* Written problem *
Extract the records in full, leaving every picture out.

########

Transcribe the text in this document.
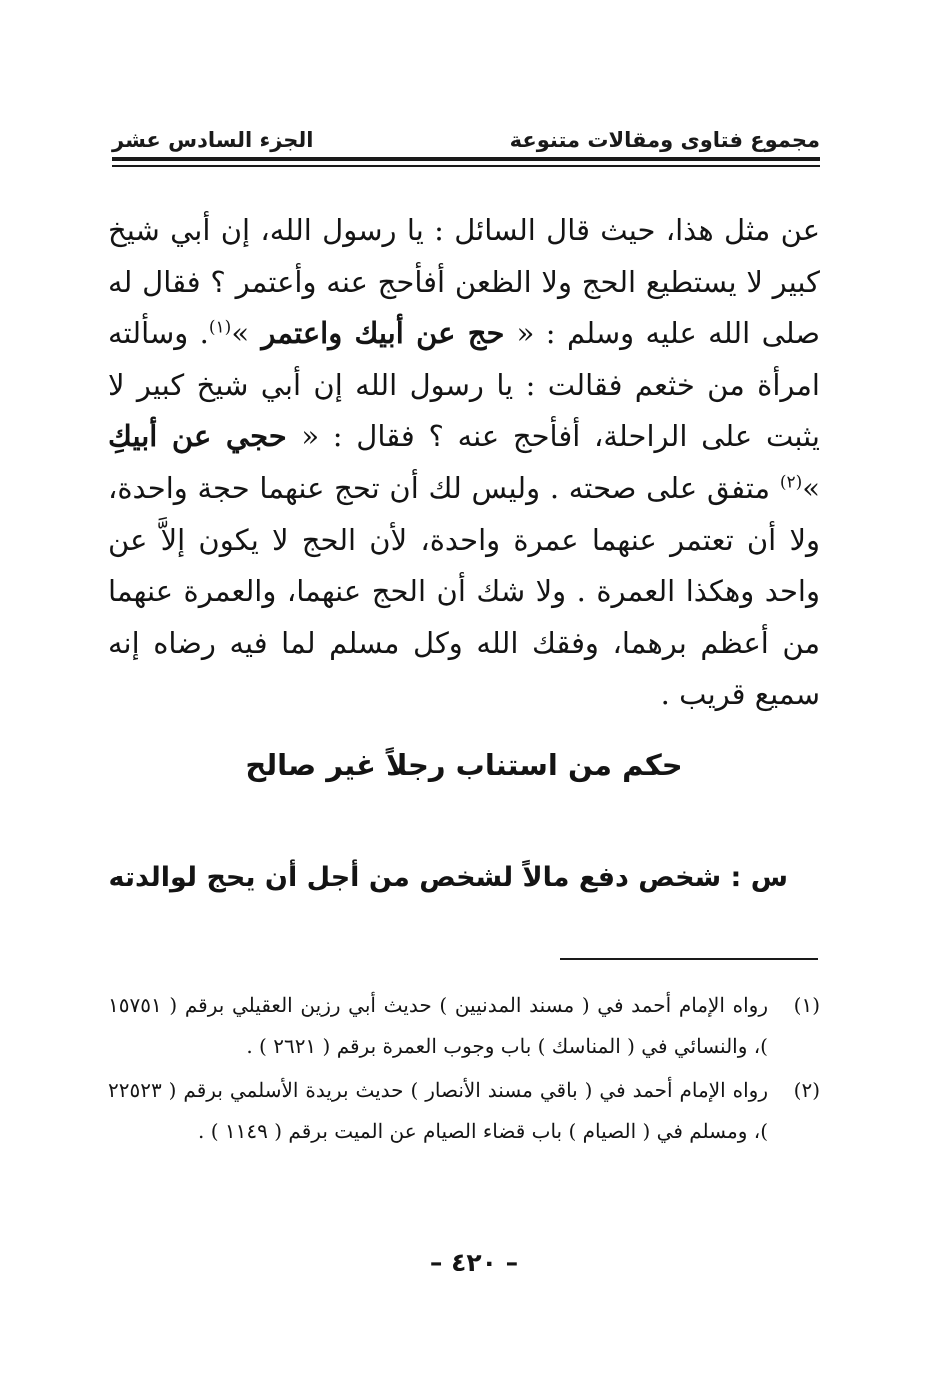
مجموع فتاوى ومقالات متنوعة
الجزء السادس عشر

عن مثل هذا، حيث قال السائل : يا رسول الله، إن أبي شيخ كبير لا يستطيع الحج ولا الظعن أفأحج عنه وأعتمر ؟ فقال له صلى الله عليه وسلم : « حج عن أبيك واعتمر »$^{(١)}$. وسألته امرأة من خثعم فقالت : يا رسول الله إن أبي شيخ كبير لا يثبت على الراحلة، أفأحج عنه ؟ فقال : « حجي عن أبيكِ »$^{(٢)}$ متفق على صحته . وليس لك أن تحج عنهما حجة واحدة، ولا أن تعتمر عنهما عمرة واحدة، لأن الحج لا يكون إلاَّ عن واحد وهكذا العمرة . ولا شك أن الحج عنهما، والعمرة عنهما من أعظم برهما، وفقك الله وكل مسلم لما فيه رضاه إنه سميع قريب .

حكم من استناب رجلاً غير صالح
س : شخص دفع مالاً لشخص من أجل أن يحج لوالدته
(١)
رواه الإمام أحمد في ( مسند المدنيين ) حديث أبي رزين العقيلي برقم ( ١٥٧٥١ )، والنسائي في ( المناسك ) باب وجوب العمرة برقم ( ٢٦٢١ ) .
(٢)
رواه الإمام أحمد في ( باقي مسند الأنصار ) حديث بريدة الأسلمي برقم ( ٢٢٥٢٣ )، ومسلم في ( الصيام ) باب قضاء الصيام عن الميت برقم ( ١١٤٩ ) .
– ٤٢٠ –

########

* Exercise solution *
Transcribe the text in this document.
مجموع فتاوى ومقالات متنوعة
الجزء السادس عشر

عن مثل هذا، حيث قال السائل : يا رسول الله، إن أبي شيخ كبير لا يستطيع الحج ولا الظعن أفأحج عنه وأعتمر ؟ فقال له صلى الله عليه وسلم : « حج عن أبيك واعتمر »$^{(١)}$. وسألته امرأة من خثعم فقالت : يا رسول الله إن أبي شيخ كبير لا يثبت على الراحلة، أفأحج عنه ؟ فقال : « حجي عن أبيكِ »$^{(٢)}$ متفق على صحته . وليس لك أن تحج عنهما حجة واحدة، ولا أن تعتمر عنهما عمرة واحدة، لأن الحج لا يكون إلاَّ عن واحد وهكذا العمرة . ولا شك أن الحج عنهما، والعمرة عنهما من أعظم برهما، وفقك الله وكل مسلم لما فيه رضاه إنه سميع قريب .

حكم من استناب رجلاً غير صالح
س : شخص دفع مالاً لشخص من أجل أن يحج لوالدته
(١)
رواه الإمام أحمد في ( مسند المدنيين ) حديث أبي رزين العقيلي برقم ( ١٥٧٥١ )، والنسائي في ( المناسك ) باب وجوب العمرة برقم ( ٢٦٢١ ) .
(٢)
رواه الإمام أحمد في ( باقي مسند الأنصار ) حديث بريدة الأسلمي برقم ( ٢٢٥٢٣ )، ومسلم في ( الصيام ) باب قضاء الصيام عن الميت برقم ( ١١٤٩ ) .
– ٤٢٠ –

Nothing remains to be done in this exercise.